§ **Problem to work on**:
Show all lines holding "false".

** start **

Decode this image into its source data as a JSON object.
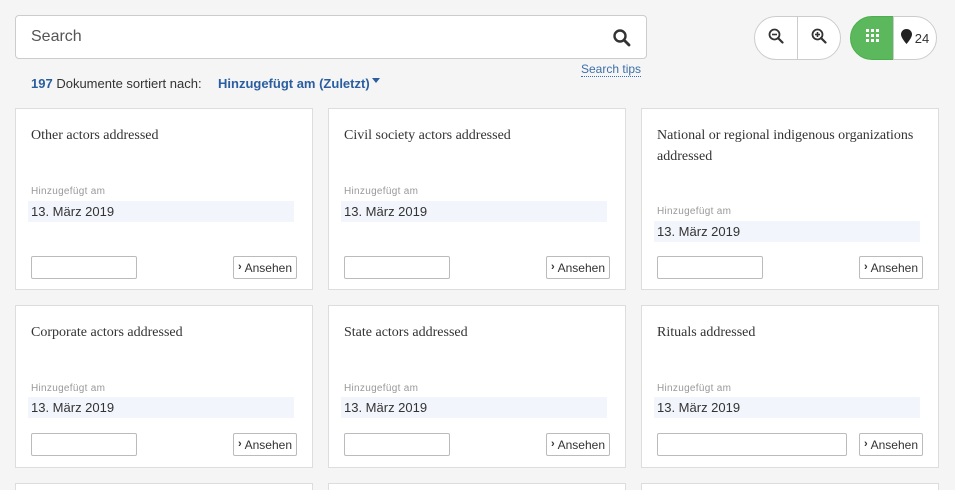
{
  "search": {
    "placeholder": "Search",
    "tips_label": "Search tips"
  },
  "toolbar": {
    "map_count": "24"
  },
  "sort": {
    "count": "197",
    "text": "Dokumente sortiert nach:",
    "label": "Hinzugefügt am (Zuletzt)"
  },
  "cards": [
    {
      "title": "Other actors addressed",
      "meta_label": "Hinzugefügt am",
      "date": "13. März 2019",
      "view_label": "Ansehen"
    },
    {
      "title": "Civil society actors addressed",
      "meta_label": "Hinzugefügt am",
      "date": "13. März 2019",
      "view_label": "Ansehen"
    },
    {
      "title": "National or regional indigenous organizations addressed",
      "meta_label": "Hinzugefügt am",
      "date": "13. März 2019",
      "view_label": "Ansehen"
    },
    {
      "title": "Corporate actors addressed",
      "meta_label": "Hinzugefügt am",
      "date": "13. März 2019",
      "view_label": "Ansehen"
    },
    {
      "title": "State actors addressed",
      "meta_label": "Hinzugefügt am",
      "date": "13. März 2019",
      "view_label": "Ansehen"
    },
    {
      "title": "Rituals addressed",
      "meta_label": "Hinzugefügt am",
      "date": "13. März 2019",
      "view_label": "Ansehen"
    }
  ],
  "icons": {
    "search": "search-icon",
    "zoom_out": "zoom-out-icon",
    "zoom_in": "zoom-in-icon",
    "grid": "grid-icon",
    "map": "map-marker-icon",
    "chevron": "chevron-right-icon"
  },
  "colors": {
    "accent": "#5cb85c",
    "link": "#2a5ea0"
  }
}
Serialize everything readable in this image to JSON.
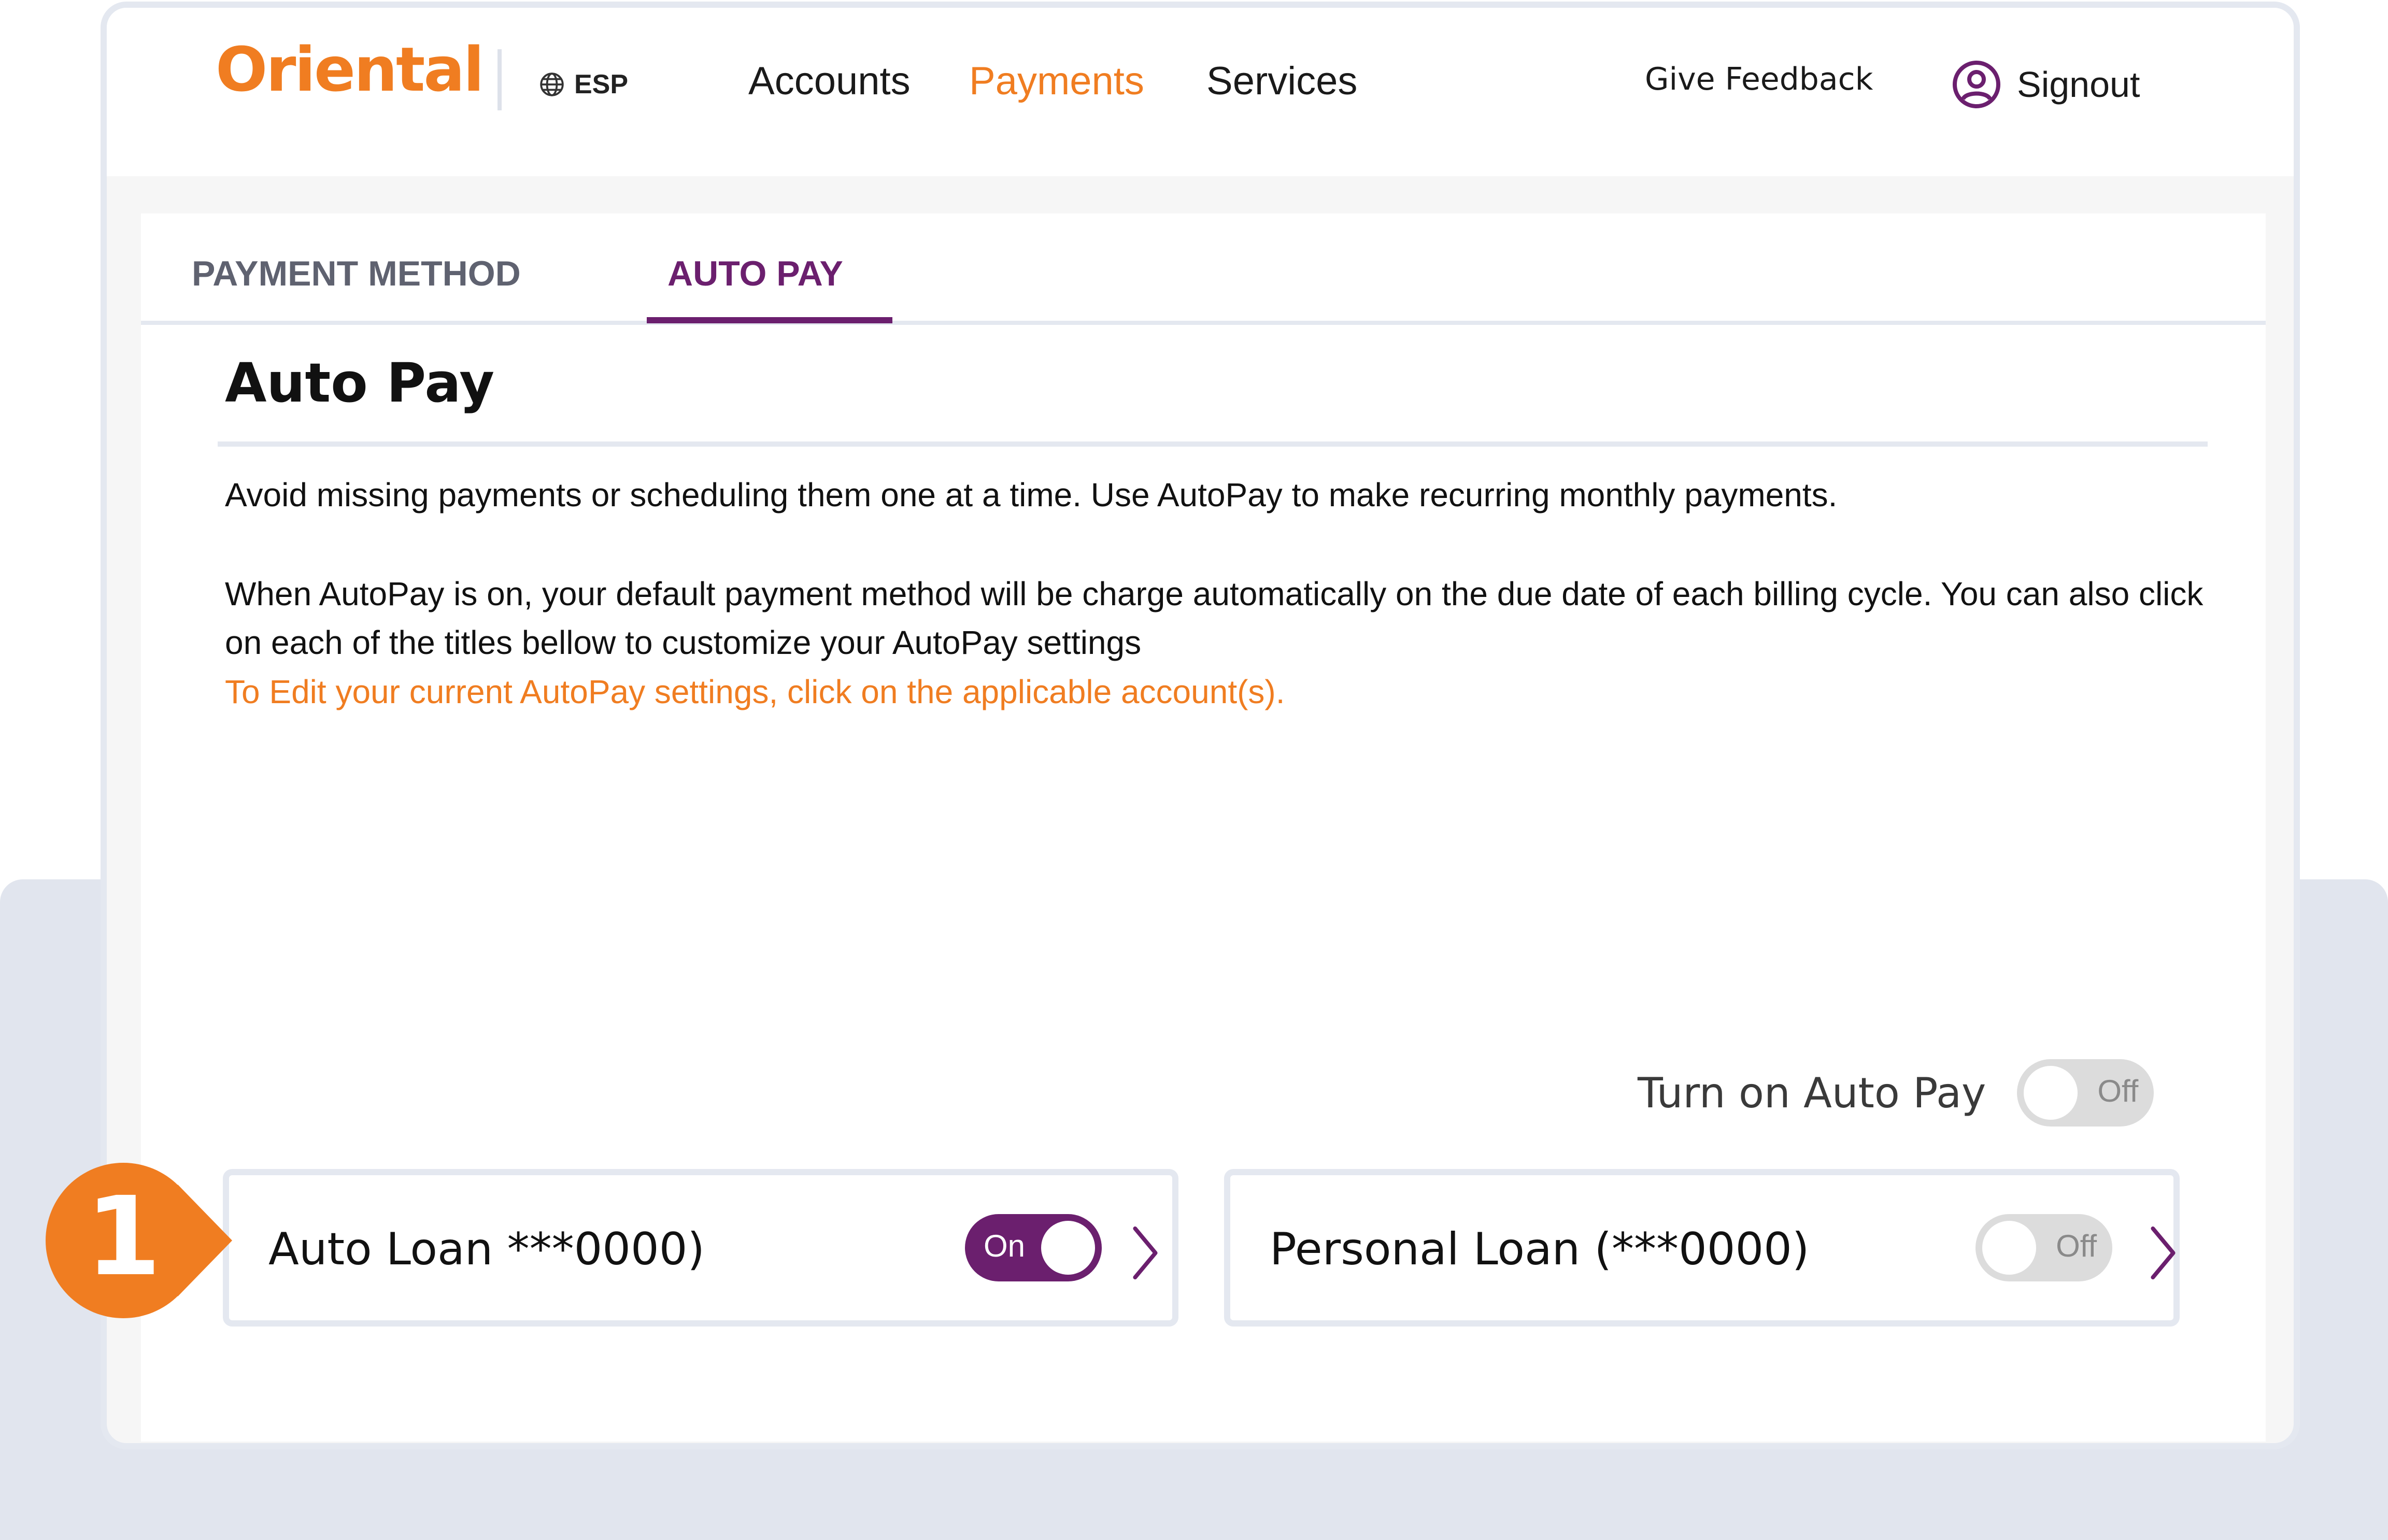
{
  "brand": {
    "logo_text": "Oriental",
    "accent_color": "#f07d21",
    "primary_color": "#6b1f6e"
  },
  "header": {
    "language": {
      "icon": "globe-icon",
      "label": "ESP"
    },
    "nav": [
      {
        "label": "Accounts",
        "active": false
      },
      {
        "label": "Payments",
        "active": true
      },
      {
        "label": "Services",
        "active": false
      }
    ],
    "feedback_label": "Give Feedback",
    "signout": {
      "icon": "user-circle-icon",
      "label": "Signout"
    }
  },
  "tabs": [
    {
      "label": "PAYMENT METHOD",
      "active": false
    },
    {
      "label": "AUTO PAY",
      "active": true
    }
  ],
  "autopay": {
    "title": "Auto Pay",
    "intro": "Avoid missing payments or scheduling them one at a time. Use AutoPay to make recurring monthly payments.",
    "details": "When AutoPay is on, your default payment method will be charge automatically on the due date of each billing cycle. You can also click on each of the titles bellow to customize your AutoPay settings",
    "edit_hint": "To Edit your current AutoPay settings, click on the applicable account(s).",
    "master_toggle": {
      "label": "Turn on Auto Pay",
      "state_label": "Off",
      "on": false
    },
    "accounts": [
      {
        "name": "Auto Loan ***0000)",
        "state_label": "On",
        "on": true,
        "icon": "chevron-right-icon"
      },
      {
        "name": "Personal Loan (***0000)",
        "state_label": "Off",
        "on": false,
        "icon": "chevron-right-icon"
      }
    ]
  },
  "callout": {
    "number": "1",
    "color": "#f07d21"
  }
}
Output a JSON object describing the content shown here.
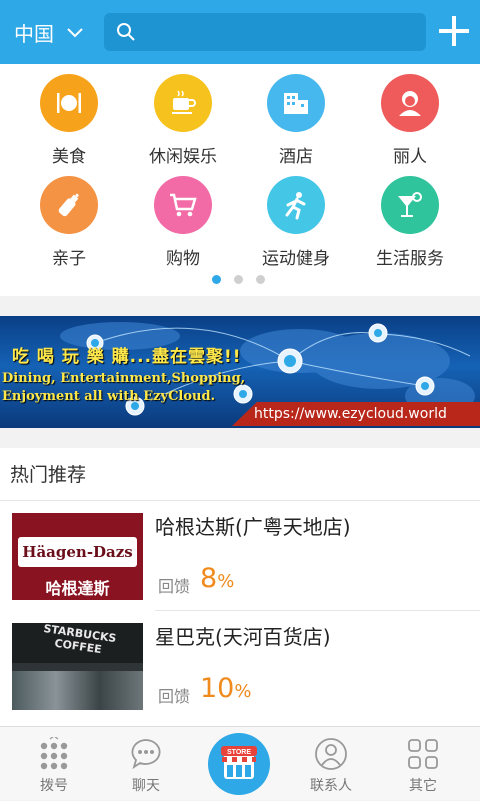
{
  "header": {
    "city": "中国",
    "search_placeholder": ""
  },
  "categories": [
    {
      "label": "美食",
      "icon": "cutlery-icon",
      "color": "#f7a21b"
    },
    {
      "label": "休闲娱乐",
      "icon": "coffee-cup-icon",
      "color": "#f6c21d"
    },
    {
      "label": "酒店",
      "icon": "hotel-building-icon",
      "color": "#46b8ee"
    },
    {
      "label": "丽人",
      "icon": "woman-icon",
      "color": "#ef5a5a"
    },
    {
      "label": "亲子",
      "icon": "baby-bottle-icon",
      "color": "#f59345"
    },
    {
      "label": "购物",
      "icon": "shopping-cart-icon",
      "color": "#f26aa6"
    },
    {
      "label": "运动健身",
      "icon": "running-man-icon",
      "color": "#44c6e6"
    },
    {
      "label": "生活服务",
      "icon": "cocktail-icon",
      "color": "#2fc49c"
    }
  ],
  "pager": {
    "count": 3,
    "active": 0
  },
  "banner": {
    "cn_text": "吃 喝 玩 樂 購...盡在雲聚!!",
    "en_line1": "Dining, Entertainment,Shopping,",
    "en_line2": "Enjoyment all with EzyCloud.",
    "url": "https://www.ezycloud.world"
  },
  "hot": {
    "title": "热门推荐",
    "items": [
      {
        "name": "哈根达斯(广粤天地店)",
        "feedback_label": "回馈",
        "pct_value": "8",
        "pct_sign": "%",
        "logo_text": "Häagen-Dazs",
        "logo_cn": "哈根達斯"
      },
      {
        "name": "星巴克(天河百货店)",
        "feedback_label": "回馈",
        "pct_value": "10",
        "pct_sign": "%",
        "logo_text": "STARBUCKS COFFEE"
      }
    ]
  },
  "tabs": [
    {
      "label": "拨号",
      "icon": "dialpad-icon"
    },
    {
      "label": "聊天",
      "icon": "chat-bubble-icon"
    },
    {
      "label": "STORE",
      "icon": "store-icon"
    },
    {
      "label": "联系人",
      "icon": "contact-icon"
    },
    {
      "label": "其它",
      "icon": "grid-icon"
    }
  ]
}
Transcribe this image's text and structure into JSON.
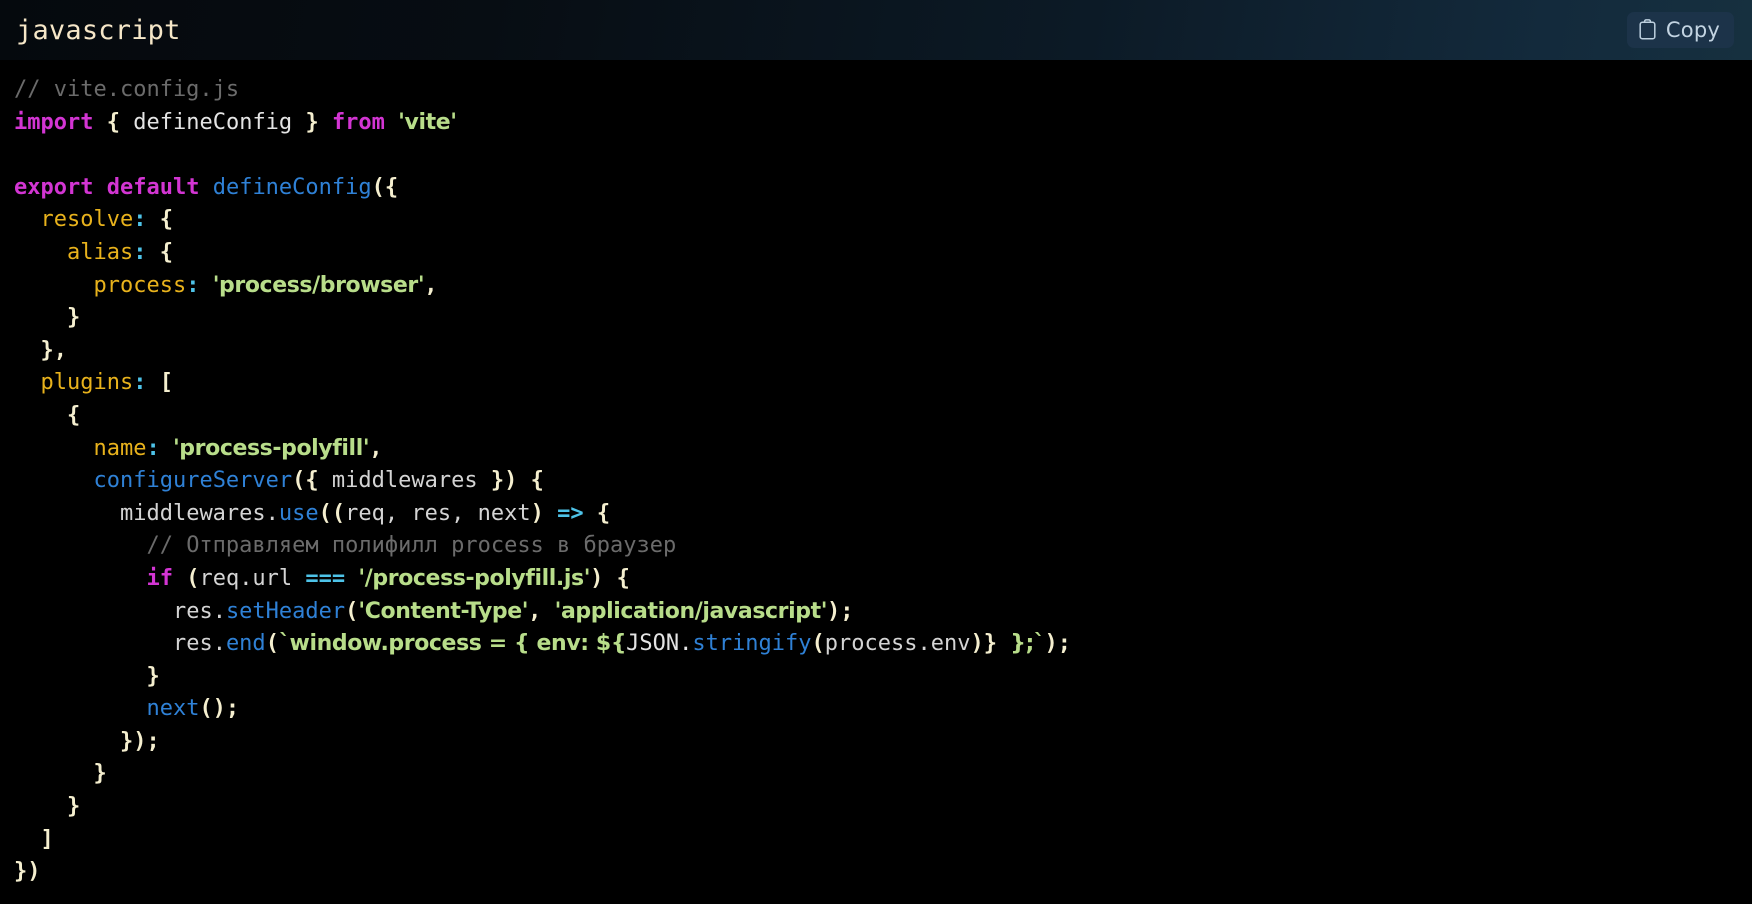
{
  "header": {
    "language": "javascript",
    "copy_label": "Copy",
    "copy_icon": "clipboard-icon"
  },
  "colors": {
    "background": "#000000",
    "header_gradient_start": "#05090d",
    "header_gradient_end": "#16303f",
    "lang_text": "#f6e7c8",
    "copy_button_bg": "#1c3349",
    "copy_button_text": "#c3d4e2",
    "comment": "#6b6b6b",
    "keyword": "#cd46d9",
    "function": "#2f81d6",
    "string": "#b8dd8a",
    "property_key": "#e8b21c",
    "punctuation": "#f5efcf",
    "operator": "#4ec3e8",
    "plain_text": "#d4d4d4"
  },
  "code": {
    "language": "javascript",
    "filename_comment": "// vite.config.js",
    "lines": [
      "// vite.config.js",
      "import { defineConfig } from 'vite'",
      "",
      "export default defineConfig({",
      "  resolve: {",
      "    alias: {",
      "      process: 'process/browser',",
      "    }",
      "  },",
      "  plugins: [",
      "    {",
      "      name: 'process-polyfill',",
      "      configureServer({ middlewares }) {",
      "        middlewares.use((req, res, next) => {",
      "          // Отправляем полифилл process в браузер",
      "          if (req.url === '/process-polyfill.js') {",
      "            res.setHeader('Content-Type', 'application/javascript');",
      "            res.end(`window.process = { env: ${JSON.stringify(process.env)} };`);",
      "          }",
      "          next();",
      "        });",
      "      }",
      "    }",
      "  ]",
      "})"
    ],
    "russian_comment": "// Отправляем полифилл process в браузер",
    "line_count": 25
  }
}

** end **

§ **Solution to the exercise**:
        "active": false
        "active": false
      "active": false
      "on": false
        "on": false,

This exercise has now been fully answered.